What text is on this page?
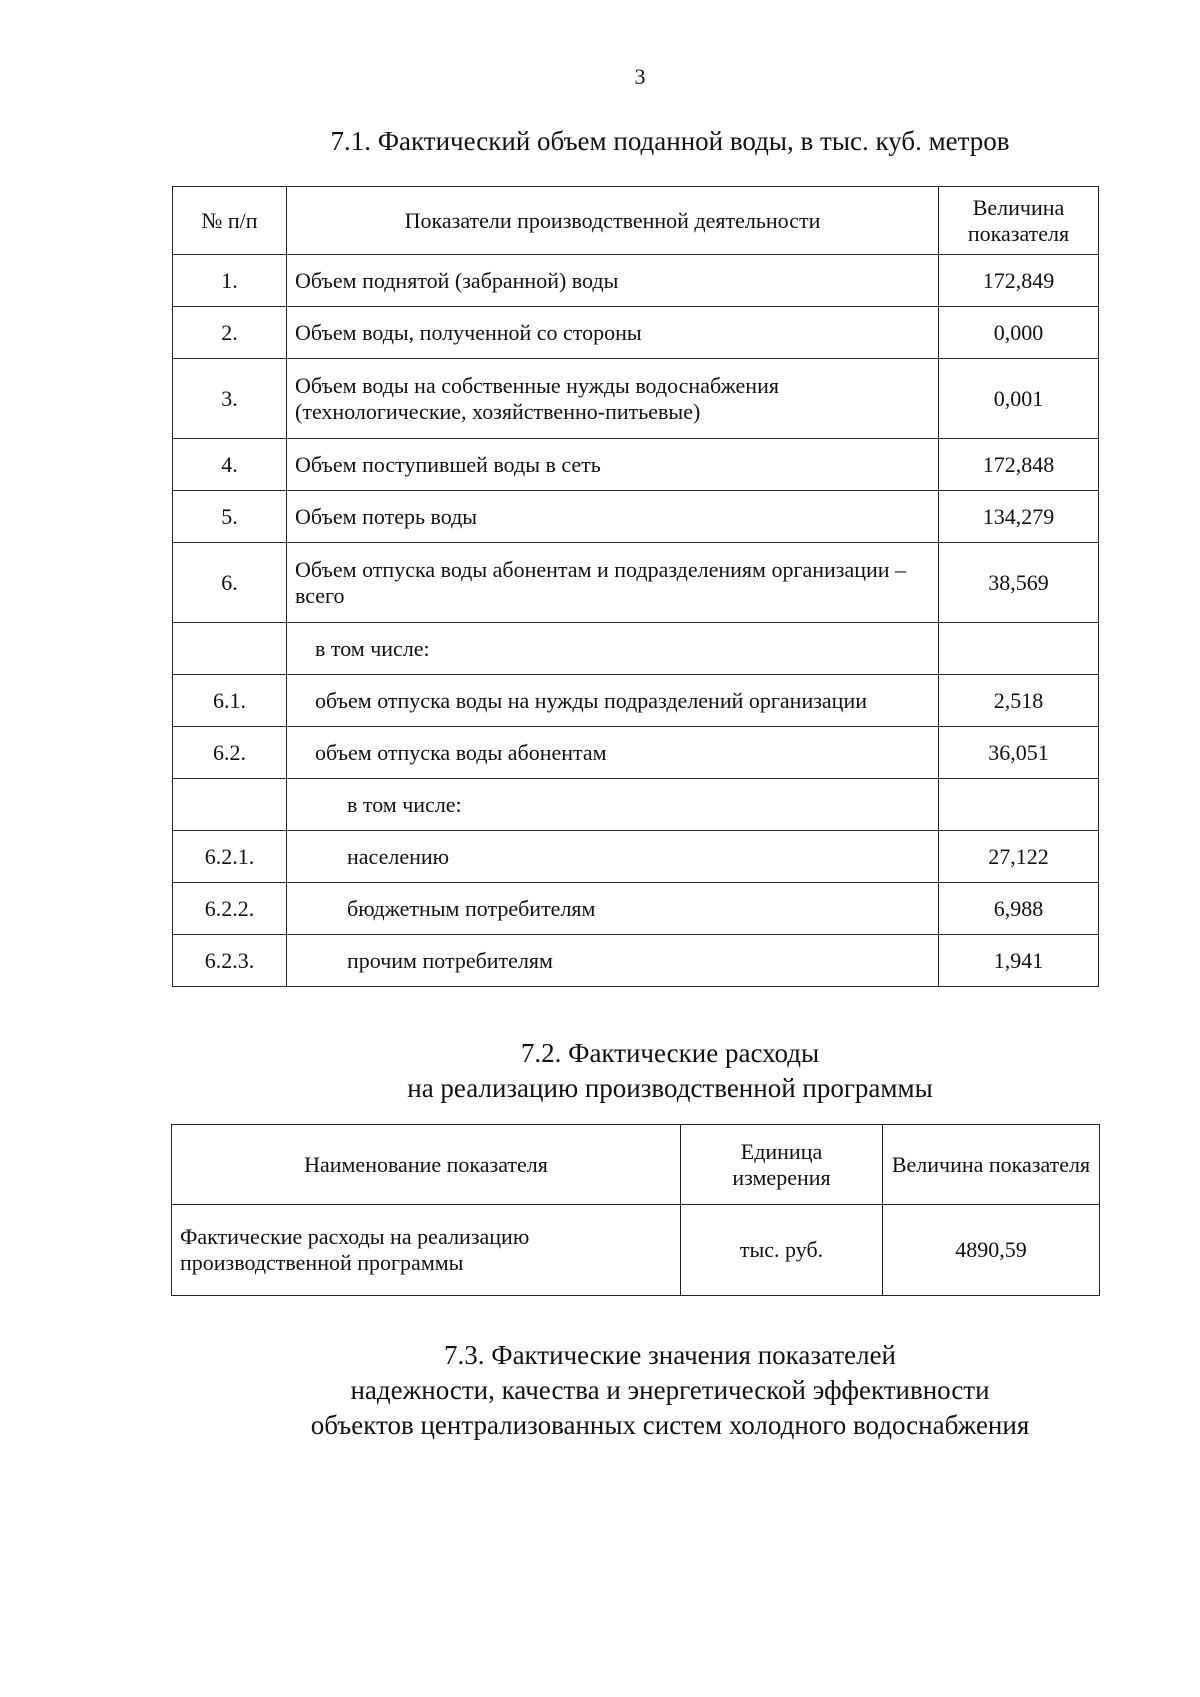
3
7.1. Фактический объем поданной воды, в тыс. куб. метров
№ п/п	Показатели производственной деятельности	Величина показателя
1.	Объем поднятой (забранной) воды	172,849
2.	Объем воды, полученной со стороны	0,000
3.	Объем воды на собственные нужды водоснабжения (технологические, хозяйственно-питьевые)	0,001
4.	Объем поступившей воды в сеть	172,848
5.	Объем потерь воды	134,279
6.	Объем отпуска воды абонентам и подразделениям организации – всего	38,569
	в том числе:	
6.1.	объем отпуска воды на нужды подразделений организации	2,518
6.2.	объем отпуска воды абонентам	36,051
	в том числе:	
6.2.1.	населению	27,122
6.2.2.	бюджетным потребителям	6,988
6.2.3.	прочим потребителям	1,941
7.2. Фактические расходы
на реализацию производственной программы
Наименование показателя	Единица измерения	Величина показателя
Фактические расходы на реализацию производственной программы	тыс. руб.	4890,59
7.3. Фактические значения показателей
надежности, качества и энергетической эффективности
объектов централизованных систем холодного водоснабжения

========================================================================

> **YOUR OBJECTIVE**:
In the copy, include all records verbatim but no images.

> **EXERCISE OUTPUT**:
What text is on this page?
3
7.1. Фактический объем поданной воды, в тыс. куб. метров
№ п/п	Показатели производственной деятельности	Величина показателя
1.	Объем поднятой (забранной) воды	172,849
2.	Объем воды, полученной со стороны	0,000
3.	Объем воды на собственные нужды водоснабжения (технологические, хозяйственно-питьевые)	0,001
4.	Объем поступившей воды в сеть	172,848
5.	Объем потерь воды	134,279
6.	Объем отпуска воды абонентам и подразделениям организации – всего	38,569
	в том числе:	
6.1.	объем отпуска воды на нужды подразделений организации	2,518
6.2.	объем отпуска воды абонентам	36,051
	в том числе:	
6.2.1.	населению	27,122
6.2.2.	бюджетным потребителям	6,988
6.2.3.	прочим потребителям	1,941
7.2. Фактические расходы
на реализацию производственной программы
Наименование показателя	Единица измерения	Величина показателя
Фактические расходы на реализацию производственной программы	тыс. руб.	4890,59
7.3. Фактические значения показателей
надежности, качества и энергетической эффективности
объектов централизованных систем холодного водоснабжения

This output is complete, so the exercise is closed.